Count how many lines of the data include "Садко". The answer is that number and nothing else.

#### Recorded data
** start **

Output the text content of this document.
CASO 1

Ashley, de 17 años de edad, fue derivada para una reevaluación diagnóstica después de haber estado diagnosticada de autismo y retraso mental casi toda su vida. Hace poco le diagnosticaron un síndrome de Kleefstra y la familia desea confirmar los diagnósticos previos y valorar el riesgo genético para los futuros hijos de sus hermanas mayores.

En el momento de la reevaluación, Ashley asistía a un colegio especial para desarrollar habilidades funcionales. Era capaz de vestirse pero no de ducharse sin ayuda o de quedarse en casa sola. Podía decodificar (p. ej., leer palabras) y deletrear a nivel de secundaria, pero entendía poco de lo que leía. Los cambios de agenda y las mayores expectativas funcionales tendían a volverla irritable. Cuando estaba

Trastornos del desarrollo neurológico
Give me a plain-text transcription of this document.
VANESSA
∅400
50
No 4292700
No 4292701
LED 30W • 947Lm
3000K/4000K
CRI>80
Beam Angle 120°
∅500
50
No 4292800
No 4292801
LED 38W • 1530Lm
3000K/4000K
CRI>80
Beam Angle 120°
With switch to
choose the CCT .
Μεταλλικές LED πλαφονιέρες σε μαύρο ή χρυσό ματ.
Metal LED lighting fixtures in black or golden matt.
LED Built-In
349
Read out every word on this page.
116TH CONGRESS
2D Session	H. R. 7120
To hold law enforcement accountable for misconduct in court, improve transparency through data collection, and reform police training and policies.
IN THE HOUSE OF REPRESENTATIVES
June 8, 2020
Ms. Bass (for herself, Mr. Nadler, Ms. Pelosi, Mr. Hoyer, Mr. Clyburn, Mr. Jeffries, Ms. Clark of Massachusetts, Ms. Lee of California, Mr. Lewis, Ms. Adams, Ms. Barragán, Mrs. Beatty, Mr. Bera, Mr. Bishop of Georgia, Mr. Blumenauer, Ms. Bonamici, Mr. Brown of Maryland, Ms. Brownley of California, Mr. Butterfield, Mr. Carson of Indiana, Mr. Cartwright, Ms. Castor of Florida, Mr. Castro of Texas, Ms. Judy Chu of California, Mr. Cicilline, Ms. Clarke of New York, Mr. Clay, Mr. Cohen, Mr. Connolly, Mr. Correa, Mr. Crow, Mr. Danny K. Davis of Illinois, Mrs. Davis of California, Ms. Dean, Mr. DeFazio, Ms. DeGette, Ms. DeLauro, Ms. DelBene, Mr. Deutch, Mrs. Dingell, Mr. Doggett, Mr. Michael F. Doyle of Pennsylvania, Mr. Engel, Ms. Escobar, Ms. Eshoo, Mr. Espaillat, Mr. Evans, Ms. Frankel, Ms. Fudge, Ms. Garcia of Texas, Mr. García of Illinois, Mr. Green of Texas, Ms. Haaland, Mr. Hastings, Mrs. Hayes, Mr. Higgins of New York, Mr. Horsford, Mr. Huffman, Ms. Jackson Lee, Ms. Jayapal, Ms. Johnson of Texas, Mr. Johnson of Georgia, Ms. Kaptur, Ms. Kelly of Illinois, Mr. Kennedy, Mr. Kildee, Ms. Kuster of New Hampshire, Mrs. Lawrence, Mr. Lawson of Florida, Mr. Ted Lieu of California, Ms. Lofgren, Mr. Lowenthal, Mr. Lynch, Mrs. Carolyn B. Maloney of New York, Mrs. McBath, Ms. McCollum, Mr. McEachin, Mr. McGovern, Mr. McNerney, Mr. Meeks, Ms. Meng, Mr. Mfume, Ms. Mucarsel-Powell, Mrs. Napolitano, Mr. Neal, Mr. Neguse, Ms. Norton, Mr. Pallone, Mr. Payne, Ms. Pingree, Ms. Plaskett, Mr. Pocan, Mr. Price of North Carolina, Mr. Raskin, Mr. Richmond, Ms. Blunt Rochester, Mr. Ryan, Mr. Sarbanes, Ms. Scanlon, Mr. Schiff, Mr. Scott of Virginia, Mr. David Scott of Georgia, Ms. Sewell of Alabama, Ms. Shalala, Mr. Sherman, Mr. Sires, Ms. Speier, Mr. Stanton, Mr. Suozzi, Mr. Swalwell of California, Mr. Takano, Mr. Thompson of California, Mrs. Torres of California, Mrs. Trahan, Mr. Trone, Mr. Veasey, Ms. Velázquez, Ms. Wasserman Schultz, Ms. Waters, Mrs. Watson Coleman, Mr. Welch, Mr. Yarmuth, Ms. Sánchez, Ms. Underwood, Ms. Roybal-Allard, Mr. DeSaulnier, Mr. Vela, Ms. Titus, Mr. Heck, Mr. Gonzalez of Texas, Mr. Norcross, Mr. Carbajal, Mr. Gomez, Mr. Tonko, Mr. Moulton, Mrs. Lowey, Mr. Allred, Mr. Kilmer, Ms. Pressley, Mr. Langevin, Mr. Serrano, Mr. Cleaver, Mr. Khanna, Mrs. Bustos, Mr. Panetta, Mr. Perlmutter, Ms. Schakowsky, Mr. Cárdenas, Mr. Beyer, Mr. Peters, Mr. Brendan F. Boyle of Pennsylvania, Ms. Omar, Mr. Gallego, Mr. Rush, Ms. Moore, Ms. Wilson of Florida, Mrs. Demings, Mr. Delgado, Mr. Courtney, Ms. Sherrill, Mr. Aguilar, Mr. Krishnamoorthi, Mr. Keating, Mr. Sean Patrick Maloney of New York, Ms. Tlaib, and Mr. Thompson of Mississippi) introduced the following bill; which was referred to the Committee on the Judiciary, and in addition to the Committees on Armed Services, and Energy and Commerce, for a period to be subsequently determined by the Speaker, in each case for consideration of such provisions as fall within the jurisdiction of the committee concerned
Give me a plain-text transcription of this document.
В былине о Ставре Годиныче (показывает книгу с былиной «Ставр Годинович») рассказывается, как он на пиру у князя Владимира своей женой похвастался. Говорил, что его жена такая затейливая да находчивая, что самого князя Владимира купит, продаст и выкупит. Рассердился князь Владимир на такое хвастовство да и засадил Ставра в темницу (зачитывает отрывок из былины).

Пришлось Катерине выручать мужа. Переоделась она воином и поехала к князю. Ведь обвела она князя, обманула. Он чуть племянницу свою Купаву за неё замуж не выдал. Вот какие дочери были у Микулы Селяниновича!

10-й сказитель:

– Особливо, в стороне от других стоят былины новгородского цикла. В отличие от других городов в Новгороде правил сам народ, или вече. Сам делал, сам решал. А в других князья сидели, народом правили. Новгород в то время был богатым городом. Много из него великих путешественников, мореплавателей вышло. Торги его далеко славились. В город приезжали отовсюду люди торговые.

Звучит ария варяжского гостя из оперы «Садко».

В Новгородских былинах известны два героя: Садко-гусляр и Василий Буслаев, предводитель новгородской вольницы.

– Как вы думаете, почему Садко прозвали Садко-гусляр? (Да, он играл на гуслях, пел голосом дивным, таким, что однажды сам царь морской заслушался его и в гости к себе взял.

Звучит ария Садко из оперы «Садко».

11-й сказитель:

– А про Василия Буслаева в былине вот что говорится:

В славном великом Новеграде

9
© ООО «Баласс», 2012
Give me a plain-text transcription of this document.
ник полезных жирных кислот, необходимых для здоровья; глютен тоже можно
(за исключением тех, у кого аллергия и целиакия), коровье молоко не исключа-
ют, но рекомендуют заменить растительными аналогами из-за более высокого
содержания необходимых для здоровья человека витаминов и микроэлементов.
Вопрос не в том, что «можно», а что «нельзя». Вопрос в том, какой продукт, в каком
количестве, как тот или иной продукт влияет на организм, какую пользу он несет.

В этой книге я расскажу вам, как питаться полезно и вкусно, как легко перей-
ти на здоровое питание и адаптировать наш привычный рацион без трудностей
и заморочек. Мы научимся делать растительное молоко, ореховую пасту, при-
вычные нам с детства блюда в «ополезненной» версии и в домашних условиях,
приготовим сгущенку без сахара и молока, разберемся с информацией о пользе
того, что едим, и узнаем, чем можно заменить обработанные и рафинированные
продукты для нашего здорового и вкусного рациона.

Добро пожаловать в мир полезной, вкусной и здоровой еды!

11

** end **

#### Solution to this problem
4